_Esercizio A_
Riporta tali e quali le righe dei record, dalla riga che contiene "UI element localization: list" fino a quella che contiene "dot-leader bbox=[163, 547, 471, 571]", entrambe incluse. Tralascia le immagini.

### Fonte ###

Geronzi: non sono io il capo della Spectre. Il vero problema è il potere delle Fondazioni

la Repubblica

"Con Alessandro un buon rapporto. La Lega? Aprono bocca a vanvera".

"Mi dispiace deluderla, ma non sono io il capo della Spectre...", giura Geronzi. Dal suo ufficio di Piazza Venezia a un passo dal Foro Romano, il Cesare del capitalismo  si sfila dalla "congiura" contro Profumo.
"Non ho niente contro Alessandro, e mi sono sempre adoperato per la stabilità del sistema finanziario". A sentire la ricostruzione del presidente delle Generali, nella battaglia su Unicredit non c'è stata nessuna vittoria dell'asse Berlusconi-Geronzi, nessun piano orchestrato dalla solita politica e dalla grande finanza per sconfiggere Profumo, prima attraverso il "cavallo di Troia" dei libici, poi con l'affondo coordinato tra le Fondazioni delle casse del Nord, il presidente di Unicredit Dieter Rampl e i soci tedeschi e italiani a lui vicini. "Vede, quando le cose sono semplici, a me non piace che siano raccontate come un romanzo. Meno che mai un romanzo di fantascienza". Per Geronzi è "fantascienza" l'incontro tra lui e il premier durante la visita romana di Gheddafi, volto a trasformare l'ingresso dei libici in Unicredit in un'arma per abbattere lo strapotere dell'amministratore delegato.

###

_Esercizio B_
Elenca tutti i cognomi di persona che compaiono nell'articolo su Geronzi.

### Materiali forniti ###

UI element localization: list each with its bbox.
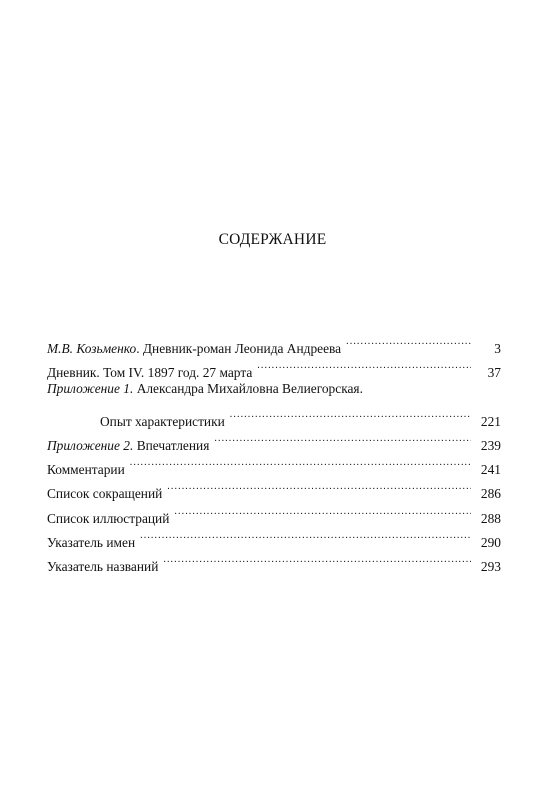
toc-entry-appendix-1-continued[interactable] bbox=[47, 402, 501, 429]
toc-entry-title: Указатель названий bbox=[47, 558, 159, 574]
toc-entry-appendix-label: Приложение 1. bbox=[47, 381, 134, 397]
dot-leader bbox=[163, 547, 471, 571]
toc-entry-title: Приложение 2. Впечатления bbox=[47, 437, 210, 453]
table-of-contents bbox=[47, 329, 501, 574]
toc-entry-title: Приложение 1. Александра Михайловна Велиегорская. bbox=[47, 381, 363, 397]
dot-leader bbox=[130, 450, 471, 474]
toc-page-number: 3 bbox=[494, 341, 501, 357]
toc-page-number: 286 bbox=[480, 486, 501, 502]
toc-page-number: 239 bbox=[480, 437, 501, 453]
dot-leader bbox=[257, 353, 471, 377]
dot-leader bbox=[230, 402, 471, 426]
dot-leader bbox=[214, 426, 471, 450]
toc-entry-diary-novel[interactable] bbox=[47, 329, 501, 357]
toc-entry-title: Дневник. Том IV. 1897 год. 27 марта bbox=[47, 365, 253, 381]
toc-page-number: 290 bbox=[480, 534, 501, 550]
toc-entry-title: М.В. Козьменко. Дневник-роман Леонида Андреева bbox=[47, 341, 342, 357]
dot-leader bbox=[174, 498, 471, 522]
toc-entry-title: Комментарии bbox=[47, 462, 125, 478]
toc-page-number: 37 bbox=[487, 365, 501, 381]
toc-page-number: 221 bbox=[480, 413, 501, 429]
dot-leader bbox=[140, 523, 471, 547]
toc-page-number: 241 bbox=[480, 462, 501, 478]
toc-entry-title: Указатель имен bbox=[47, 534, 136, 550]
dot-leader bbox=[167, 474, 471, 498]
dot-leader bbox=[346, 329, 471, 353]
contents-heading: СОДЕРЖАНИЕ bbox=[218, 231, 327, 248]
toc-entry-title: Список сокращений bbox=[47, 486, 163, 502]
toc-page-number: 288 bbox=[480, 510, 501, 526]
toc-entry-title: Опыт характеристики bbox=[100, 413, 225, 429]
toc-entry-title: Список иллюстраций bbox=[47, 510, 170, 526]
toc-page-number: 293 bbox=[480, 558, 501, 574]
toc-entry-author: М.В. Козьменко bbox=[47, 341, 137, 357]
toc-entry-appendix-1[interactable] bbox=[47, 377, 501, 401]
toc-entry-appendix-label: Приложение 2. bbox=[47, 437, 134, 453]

###
### Materiali forniti ###

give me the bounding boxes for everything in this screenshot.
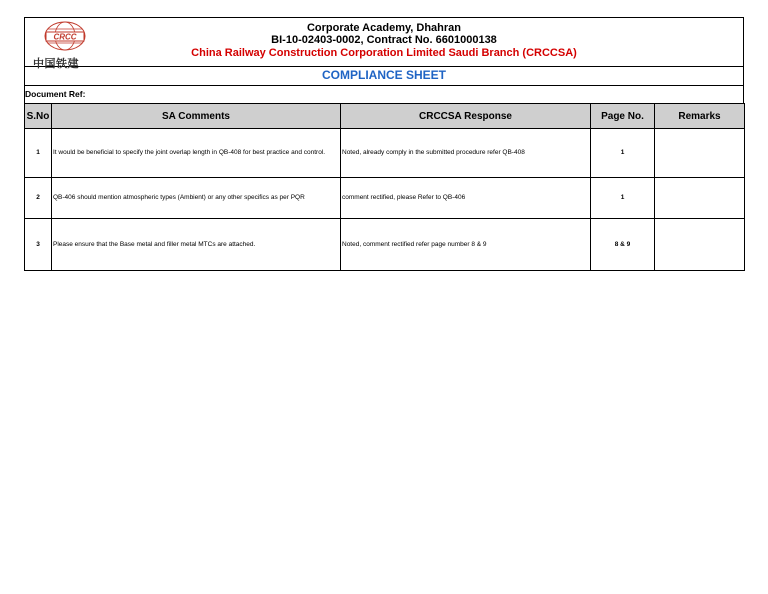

###

_Soluzione scritta A_
UI element localization: list each with its bbox.
toc-entry-appendix-1-continued[interactable] bbox=[47, 402, 501, 429]
toc-entry-title: Указатель названий bbox=[47, 558, 159, 574]
toc-entry-appendix-label: Приложение 1. bbox=[47, 381, 134, 397]
dot-leader bbox=[163, 547, 471, 571]

_Soluzione scritta B_
Geronzi, Profumo, Berlusconi, Rampl, Gheddafi